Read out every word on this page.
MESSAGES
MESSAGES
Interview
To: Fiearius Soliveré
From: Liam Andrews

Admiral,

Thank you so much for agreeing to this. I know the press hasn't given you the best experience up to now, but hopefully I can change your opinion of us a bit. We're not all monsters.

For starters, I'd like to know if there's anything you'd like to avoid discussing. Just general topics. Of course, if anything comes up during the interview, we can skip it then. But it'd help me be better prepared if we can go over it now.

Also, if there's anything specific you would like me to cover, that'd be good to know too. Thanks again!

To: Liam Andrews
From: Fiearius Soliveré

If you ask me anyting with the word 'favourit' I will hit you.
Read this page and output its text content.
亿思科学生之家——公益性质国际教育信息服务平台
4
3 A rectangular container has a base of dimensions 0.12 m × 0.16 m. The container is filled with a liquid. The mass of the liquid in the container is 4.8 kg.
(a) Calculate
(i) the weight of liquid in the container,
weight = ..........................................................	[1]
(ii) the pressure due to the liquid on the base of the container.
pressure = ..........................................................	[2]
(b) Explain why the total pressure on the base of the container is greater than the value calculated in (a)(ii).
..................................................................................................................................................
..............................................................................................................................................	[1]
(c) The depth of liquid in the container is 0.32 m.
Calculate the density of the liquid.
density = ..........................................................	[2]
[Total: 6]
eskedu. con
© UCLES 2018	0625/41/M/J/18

########

Extract all of the data above without altering anything.

Solved problem:
Read out every word on this page.
MESSAGES
MESSAGES
Interview
To: Fiearius Soliveré
From: Liam Andrews

Admiral,

Thank you so much for agreeing to this. I know the press hasn't given you the best experience up to now, but hopefully I can change your opinion of us a bit. We're not all monsters.

For starters, I'd like to know if there's anything you'd like to avoid discussing. Just general topics. Of course, if anything comes up during the interview, we can skip it then. But it'd help me be better prepared if we can go over it now.

Also, if there's anything specific you would like me to cover, that'd be good to know too. Thanks again!

To: Liam Andrews
From: Fiearius Soliveré

If you ask me anyting with the word 'favourit' I will hit you.
Read this page and output its text content.
亿思科学生之家——公益性质国际教育信息服务平台
4
3 A rectangular container has a base of dimensions 0.12 m × 0.16 m. The container is filled with a liquid. The mass of the liquid in the container is 4.8 kg.
(a) Calculate
(i) the weight of liquid in the container,
weight = ..........................................................	[1]
(ii) the pressure due to the liquid on the base of the container.
pressure = ..........................................................	[2]
(b) Explain why the total pressure on the base of the container is greater than the value calculated in (a)(ii).
..................................................................................................................................................
..............................................................................................................................................	[1]
(c) The depth of liquid in the container is 0.32 m.
Calculate the density of the liquid.
density = ..........................................................	[2]
[Total: 6]
eskedu. con
© UCLES 2018	0625/41/M/J/18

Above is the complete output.